To do: In the material below, find every line with "text" and pull it out.

Extracted data:
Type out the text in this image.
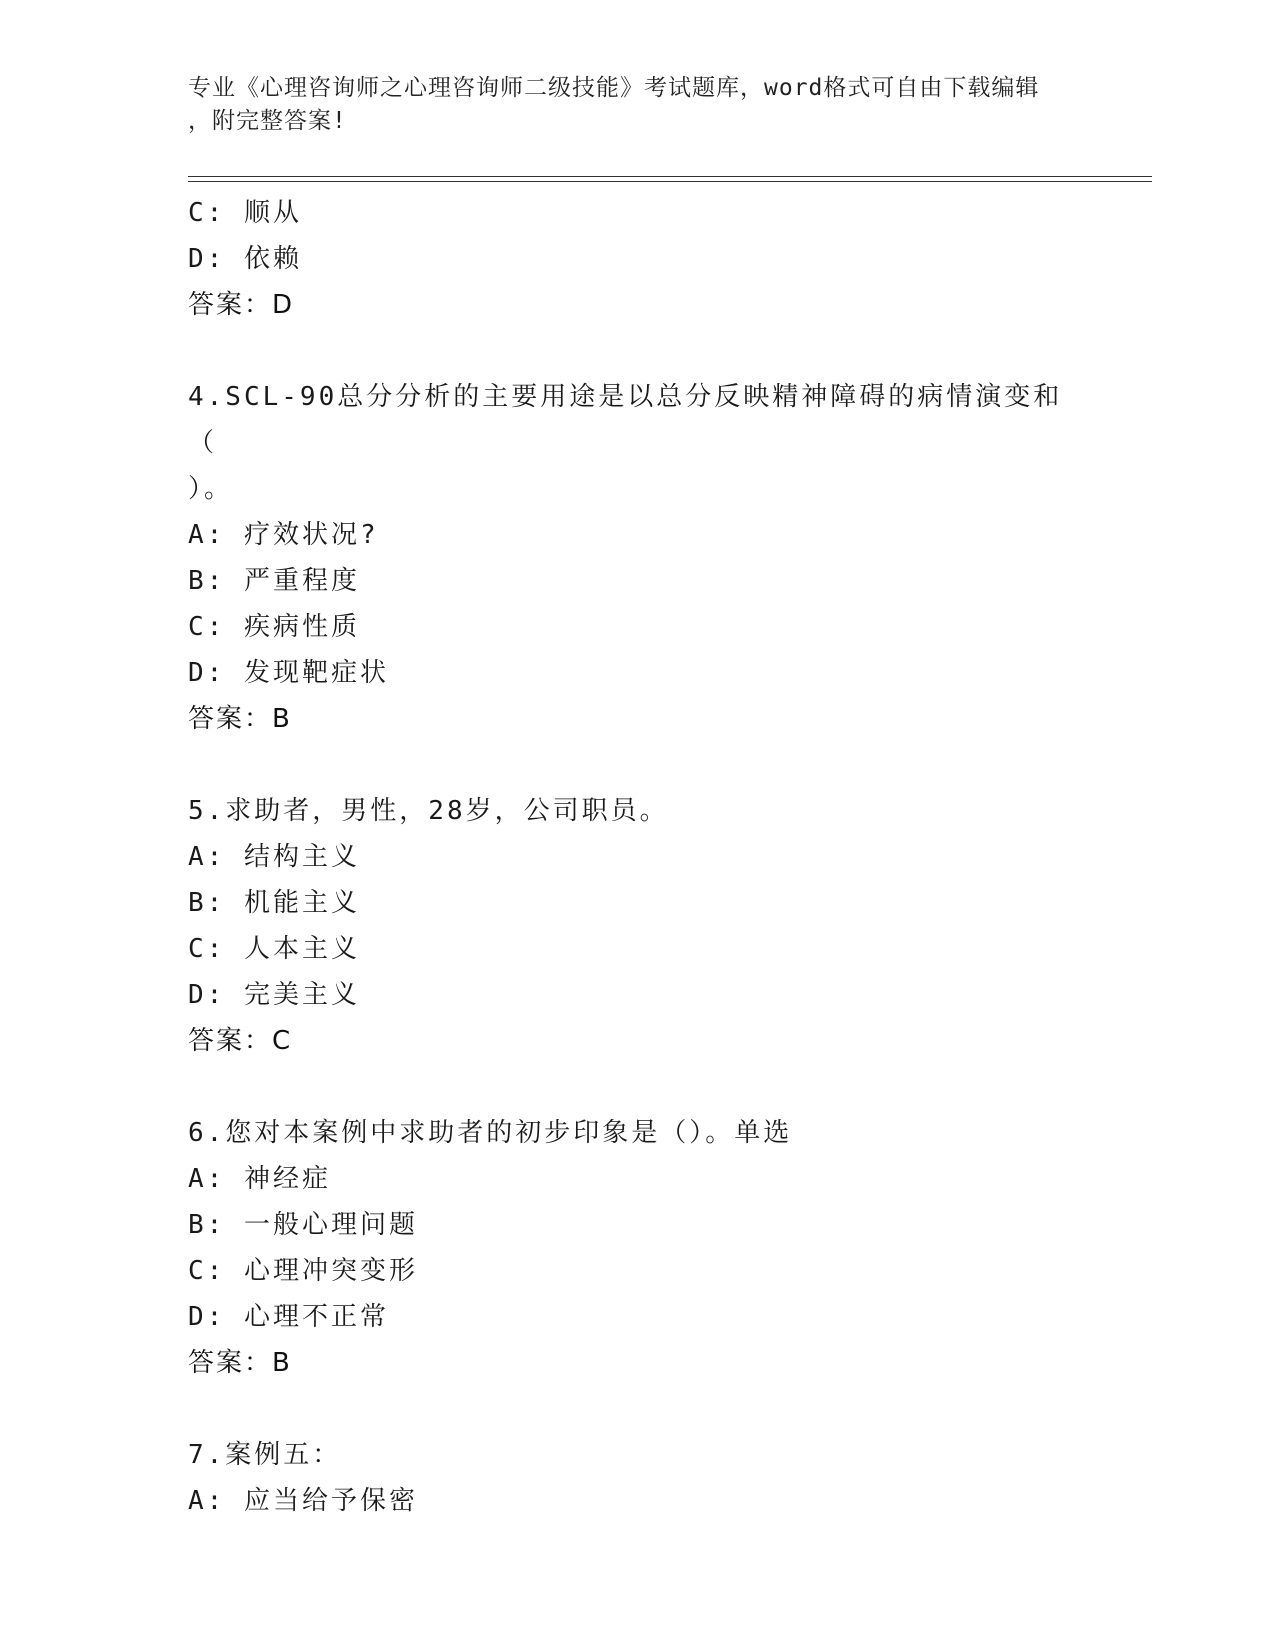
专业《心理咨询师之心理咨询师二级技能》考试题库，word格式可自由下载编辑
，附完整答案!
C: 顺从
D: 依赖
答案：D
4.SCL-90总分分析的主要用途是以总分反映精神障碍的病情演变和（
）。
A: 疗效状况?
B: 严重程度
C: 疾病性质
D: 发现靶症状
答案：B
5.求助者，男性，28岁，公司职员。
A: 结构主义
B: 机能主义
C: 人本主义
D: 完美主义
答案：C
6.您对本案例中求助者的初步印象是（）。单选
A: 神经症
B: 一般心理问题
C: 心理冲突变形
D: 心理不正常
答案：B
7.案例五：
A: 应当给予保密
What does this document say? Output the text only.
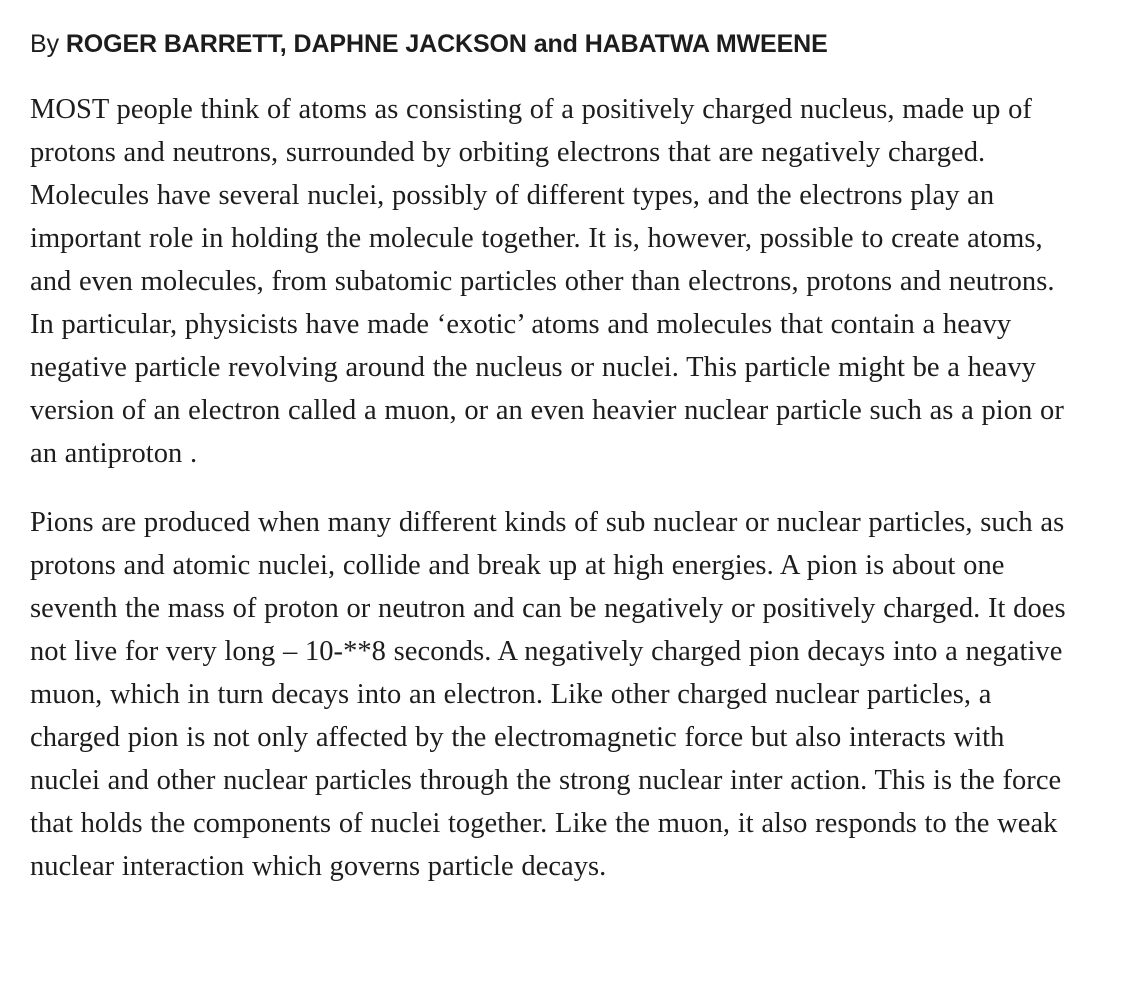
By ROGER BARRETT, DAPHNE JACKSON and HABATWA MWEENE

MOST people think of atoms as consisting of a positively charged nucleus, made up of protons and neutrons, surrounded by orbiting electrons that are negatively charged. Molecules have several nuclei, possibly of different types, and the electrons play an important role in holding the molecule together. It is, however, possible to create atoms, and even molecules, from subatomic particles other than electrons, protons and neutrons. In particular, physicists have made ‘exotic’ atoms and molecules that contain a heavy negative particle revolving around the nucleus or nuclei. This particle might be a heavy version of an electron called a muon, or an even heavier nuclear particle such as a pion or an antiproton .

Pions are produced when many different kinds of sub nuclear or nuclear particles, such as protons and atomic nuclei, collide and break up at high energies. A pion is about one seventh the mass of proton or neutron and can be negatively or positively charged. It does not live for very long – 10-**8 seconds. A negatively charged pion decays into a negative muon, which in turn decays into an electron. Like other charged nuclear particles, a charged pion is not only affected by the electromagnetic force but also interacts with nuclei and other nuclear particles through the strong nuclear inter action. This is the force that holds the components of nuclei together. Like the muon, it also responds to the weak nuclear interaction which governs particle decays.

The reply:
Type out the text in this image.
What does this document say? Output the text only.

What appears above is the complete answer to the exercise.